### [Task description]
The records that follow are to be repeated without alteration.

### Excerpted records

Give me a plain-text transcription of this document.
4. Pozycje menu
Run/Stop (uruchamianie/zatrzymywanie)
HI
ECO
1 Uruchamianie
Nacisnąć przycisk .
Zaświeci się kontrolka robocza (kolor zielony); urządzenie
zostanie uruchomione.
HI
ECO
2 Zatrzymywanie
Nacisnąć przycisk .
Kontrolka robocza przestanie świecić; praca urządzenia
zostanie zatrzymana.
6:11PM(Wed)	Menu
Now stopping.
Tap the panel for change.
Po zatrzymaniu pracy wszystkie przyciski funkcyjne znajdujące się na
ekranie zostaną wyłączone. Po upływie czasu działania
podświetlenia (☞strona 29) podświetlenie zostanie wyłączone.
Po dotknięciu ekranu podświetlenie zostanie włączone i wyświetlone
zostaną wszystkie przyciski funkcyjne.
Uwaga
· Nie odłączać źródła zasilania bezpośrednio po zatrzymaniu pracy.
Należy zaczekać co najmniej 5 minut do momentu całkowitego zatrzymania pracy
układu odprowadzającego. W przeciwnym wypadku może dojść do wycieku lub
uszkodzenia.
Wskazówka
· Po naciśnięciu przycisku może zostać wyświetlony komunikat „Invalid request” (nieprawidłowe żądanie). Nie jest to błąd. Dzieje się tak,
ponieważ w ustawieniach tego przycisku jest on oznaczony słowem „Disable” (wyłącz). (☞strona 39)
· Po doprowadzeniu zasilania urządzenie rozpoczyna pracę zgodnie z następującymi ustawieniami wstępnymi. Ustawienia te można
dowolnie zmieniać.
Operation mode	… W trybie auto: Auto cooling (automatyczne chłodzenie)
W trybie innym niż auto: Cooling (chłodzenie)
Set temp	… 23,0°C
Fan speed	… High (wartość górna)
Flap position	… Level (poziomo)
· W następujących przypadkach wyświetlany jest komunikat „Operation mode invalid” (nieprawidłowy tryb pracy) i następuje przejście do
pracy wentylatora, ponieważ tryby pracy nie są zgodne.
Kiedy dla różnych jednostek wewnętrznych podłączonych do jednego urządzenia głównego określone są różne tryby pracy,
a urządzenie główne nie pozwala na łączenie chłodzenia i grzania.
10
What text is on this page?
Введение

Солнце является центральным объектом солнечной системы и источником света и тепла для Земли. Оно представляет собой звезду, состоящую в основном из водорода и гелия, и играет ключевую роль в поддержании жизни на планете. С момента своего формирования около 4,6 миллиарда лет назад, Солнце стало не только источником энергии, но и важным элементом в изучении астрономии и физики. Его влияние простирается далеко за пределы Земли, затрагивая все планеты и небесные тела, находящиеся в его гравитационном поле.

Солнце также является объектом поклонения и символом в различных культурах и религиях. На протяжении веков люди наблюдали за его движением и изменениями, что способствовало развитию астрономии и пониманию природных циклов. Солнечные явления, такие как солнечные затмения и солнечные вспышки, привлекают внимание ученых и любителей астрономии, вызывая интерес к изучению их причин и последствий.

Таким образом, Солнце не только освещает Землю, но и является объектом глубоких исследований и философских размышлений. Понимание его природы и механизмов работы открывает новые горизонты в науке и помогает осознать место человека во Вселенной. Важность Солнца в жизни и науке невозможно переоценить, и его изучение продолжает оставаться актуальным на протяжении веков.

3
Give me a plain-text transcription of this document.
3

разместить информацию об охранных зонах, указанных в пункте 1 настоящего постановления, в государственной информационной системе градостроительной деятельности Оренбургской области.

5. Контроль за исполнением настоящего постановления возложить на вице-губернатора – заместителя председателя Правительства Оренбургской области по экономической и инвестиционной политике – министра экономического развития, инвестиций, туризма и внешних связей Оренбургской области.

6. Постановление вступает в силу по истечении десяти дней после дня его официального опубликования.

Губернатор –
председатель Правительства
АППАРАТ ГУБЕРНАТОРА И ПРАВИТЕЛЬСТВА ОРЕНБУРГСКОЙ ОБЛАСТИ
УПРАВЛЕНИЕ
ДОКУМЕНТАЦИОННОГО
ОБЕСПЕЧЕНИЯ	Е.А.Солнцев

######

### [Exercise result]
Give me a plain-text transcription of this document.
4. Pozycje menu
Run/Stop (uruchamianie/zatrzymywanie)
HI
ECO
1 Uruchamianie
Nacisnąć przycisk .
Zaświeci się kontrolka robocza (kolor zielony); urządzenie
zostanie uruchomione.
HI
ECO
2 Zatrzymywanie
Nacisnąć przycisk .
Kontrolka robocza przestanie świecić; praca urządzenia
zostanie zatrzymana.
6:11PM(Wed)	Menu
Now stopping.
Tap the panel for change.
Po zatrzymaniu pracy wszystkie przyciski funkcyjne znajdujące się na
ekranie zostaną wyłączone. Po upływie czasu działania
podświetlenia (☞strona 29) podświetlenie zostanie wyłączone.
Po dotknięciu ekranu podświetlenie zostanie włączone i wyświetlone
zostaną wszystkie przyciski funkcyjne.
Uwaga
· Nie odłączać źródła zasilania bezpośrednio po zatrzymaniu pracy.
Należy zaczekać co najmniej 5 minut do momentu całkowitego zatrzymania pracy
układu odprowadzającego. W przeciwnym wypadku może dojść do wycieku lub
uszkodzenia.
Wskazówka
· Po naciśnięciu przycisku może zostać wyświetlony komunikat „Invalid request” (nieprawidłowe żądanie). Nie jest to błąd. Dzieje się tak,
ponieważ w ustawieniach tego przycisku jest on oznaczony słowem „Disable” (wyłącz). (☞strona 39)
· Po doprowadzeniu zasilania urządzenie rozpoczyna pracę zgodnie z następującymi ustawieniami wstępnymi. Ustawienia te można
dowolnie zmieniać.
Operation mode	… W trybie auto: Auto cooling (automatyczne chłodzenie)
W trybie innym niż auto: Cooling (chłodzenie)
Set temp	… 23,0°C
Fan speed	… High (wartość górna)
Flap position	… Level (poziomo)
· W następujących przypadkach wyświetlany jest komunikat „Operation mode invalid” (nieprawidłowy tryb pracy) i następuje przejście do
pracy wentylatora, ponieważ tryby pracy nie są zgodne.
Kiedy dla różnych jednostek wewnętrznych podłączonych do jednego urządzenia głównego określone są różne tryby pracy,
a urządzenie główne nie pozwala na łączenie chłodzenia i grzania.
10
What text is on this page?
Введение

Солнце является центральным объектом солнечной системы и источником света и тепла для Земли. Оно представляет собой звезду, состоящую в основном из водорода и гелия, и играет ключевую роль в поддержании жизни на планете. С момента своего формирования около 4,6 миллиарда лет назад, Солнце стало не только источником энергии, но и важным элементом в изучении астрономии и физики. Его влияние простирается далеко за пределы Земли, затрагивая все планеты и небесные тела, находящиеся в его гравитационном поле.

Солнце также является объектом поклонения и символом в различных культурах и религиях. На протяжении веков люди наблюдали за его движением и изменениями, что способствовало развитию астрономии и пониманию природных циклов. Солнечные явления, такие как солнечные затмения и солнечные вспышки, привлекают внимание ученых и любителей астрономии, вызывая интерес к изучению их причин и последствий.

Таким образом, Солнце не только освещает Землю, но и является объектом глубоких исследований и философских размышлений. Понимание его природы и механизмов работы открывает новые горизонты в науке и помогает осознать место человека во Вселенной. Важность Солнца в жизни и науке невозможно переоценить, и его изучение продолжает оставаться актуальным на протяжении веков.

3
Give me a plain-text transcription of this document.
3

разместить информацию об охранных зонах, указанных в пункте 1 настоящего постановления, в государственной информационной системе градостроительной деятельности Оренбургской области.

5. Контроль за исполнением настоящего постановления возложить на вице-губернатора – заместителя председателя Правительства Оренбургской области по экономической и инвестиционной политике – министра экономического развития, инвестиций, туризма и внешних связей Оренбургской области.

6. Постановление вступает в силу по истечении десяти дней после дня его официального опубликования.

Губернатор –
председатель Правительства
АППАРАТ ГУБЕРНАТОРА И ПРАВИТЕЛЬСТВА ОРЕНБУРГСКОЙ ОБЛАСТИ
УПРАВЛЕНИЕ
ДОКУМЕНТАЦИОННОГО
ОБЕСПЕЧЕНИЯ	Е.А.Солнцев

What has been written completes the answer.